======== RECORDS TO USE ========
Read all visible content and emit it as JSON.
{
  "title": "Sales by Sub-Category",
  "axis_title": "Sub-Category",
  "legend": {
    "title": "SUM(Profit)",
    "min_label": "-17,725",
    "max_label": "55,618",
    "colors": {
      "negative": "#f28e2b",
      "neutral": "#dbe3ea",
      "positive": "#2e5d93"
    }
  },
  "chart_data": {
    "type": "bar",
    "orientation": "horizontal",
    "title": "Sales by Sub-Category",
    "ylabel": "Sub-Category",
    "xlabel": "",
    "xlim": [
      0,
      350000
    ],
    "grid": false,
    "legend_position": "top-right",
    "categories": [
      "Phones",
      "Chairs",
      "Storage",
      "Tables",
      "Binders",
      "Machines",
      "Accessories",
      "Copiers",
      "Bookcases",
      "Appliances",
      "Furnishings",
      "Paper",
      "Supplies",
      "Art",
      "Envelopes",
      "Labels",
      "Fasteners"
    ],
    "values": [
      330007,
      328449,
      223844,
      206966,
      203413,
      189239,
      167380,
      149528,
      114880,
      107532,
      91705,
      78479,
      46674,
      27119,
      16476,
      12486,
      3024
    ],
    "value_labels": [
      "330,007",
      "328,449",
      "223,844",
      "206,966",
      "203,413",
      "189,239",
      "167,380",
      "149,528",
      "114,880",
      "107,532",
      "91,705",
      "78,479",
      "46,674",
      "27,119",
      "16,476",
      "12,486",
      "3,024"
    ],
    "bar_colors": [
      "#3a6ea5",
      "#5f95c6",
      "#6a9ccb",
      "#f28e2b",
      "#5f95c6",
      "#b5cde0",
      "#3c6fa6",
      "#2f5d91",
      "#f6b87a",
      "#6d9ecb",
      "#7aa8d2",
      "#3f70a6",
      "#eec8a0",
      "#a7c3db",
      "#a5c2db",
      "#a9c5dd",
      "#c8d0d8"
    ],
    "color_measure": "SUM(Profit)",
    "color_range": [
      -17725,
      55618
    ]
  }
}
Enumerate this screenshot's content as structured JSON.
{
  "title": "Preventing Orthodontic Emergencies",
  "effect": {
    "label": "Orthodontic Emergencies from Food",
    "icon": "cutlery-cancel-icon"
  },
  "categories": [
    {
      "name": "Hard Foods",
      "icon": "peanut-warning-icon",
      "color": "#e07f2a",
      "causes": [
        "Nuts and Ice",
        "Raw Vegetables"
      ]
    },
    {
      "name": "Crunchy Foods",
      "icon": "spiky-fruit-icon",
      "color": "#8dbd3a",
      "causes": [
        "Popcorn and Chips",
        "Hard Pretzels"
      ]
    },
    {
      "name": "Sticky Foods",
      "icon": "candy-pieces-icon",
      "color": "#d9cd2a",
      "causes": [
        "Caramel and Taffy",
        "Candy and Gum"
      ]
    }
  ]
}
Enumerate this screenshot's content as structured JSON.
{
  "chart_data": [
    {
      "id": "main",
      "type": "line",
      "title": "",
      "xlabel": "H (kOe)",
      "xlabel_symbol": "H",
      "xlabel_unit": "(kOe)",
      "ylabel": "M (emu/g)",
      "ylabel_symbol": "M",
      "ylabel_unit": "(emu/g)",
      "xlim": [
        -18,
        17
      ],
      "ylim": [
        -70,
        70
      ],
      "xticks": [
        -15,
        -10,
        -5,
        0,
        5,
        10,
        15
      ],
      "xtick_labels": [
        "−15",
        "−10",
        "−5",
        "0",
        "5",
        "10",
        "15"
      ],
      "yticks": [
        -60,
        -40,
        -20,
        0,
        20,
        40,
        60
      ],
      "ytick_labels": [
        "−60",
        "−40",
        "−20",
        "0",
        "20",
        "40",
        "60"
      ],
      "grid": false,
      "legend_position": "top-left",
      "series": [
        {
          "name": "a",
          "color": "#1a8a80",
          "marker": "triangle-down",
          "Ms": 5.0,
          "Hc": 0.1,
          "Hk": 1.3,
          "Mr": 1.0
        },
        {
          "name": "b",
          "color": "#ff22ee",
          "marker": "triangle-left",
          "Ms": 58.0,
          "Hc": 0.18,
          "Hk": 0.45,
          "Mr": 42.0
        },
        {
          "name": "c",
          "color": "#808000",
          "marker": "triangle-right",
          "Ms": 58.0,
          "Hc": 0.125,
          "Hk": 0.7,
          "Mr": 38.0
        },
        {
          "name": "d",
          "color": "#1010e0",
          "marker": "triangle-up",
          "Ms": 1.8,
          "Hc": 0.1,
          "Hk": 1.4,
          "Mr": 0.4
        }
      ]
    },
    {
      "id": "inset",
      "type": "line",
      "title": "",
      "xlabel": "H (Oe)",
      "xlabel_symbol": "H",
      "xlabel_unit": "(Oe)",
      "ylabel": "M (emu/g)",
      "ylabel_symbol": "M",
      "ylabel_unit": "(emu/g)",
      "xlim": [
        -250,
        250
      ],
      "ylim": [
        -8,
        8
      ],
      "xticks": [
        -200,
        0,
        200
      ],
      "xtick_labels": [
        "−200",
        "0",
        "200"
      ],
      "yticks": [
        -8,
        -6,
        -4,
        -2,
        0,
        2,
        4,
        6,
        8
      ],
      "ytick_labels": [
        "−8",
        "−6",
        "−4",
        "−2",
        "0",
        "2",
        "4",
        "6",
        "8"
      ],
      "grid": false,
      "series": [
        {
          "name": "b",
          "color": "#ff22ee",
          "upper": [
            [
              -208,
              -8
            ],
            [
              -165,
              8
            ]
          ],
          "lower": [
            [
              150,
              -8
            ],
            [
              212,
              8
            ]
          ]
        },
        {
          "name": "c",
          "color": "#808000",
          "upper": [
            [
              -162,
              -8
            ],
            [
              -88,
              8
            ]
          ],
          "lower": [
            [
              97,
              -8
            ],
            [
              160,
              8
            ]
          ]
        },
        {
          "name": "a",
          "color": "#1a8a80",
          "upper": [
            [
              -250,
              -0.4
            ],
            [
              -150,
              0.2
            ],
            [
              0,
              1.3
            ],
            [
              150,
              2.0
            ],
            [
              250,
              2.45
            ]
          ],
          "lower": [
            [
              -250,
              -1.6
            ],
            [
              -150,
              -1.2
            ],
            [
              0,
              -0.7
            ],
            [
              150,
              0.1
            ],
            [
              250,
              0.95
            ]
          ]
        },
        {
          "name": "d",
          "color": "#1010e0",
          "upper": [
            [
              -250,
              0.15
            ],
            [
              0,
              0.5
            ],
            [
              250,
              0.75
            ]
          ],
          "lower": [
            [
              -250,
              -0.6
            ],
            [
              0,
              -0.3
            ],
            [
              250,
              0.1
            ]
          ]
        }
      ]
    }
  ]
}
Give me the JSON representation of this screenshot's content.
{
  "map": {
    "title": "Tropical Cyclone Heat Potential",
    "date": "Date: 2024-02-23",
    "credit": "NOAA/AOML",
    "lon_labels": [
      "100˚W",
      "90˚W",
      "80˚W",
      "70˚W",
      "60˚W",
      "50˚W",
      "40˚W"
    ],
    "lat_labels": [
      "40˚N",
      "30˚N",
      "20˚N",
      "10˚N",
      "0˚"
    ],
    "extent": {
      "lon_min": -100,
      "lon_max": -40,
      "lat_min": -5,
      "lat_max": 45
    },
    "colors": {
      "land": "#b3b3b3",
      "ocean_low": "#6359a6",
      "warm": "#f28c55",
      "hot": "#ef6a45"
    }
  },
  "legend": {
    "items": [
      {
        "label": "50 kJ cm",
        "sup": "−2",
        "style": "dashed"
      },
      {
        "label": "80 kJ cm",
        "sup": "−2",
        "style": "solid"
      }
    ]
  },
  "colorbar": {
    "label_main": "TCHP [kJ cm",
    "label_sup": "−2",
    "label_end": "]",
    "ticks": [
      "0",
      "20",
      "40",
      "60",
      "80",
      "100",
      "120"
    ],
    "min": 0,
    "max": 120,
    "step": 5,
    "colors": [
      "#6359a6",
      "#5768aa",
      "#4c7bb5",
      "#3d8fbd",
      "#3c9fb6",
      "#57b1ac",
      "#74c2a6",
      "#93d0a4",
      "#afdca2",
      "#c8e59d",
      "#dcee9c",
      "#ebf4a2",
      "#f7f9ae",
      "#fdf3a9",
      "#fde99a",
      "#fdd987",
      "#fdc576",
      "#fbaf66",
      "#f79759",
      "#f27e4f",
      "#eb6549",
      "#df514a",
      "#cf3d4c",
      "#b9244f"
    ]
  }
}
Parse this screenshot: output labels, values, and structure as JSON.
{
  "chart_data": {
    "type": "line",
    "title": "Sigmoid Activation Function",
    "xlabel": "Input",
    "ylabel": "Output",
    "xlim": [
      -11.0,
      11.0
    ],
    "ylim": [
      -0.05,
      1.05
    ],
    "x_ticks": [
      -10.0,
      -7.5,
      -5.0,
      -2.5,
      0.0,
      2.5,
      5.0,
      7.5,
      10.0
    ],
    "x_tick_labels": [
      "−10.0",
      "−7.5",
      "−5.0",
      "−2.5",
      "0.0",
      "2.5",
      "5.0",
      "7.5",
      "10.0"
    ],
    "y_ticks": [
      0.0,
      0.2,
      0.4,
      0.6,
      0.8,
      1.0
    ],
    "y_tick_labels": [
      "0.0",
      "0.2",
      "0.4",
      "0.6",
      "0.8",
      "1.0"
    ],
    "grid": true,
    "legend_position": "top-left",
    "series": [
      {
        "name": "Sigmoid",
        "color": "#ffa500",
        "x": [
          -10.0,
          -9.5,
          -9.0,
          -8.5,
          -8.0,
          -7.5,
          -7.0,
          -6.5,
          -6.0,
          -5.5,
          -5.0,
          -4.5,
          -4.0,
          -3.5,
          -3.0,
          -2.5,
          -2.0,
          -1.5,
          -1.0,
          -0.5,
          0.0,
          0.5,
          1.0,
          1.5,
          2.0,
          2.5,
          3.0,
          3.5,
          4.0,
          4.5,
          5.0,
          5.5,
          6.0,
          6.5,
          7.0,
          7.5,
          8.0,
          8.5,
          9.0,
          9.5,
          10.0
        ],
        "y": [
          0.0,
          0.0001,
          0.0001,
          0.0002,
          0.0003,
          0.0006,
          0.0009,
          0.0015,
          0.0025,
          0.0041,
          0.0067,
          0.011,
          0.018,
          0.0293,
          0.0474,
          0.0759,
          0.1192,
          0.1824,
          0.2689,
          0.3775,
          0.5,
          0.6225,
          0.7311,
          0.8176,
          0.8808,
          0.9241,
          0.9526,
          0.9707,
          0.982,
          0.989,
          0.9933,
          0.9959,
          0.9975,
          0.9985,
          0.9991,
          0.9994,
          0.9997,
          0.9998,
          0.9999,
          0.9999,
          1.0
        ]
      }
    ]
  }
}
========
EXERCISE OBJECTIVE:
In the listing, find each line with the string "left" and copy it.

RIGHT ANSWER:
      "legend_position": "top-left",
          "marker": "triangle-left",
    "legend_position": "top-left",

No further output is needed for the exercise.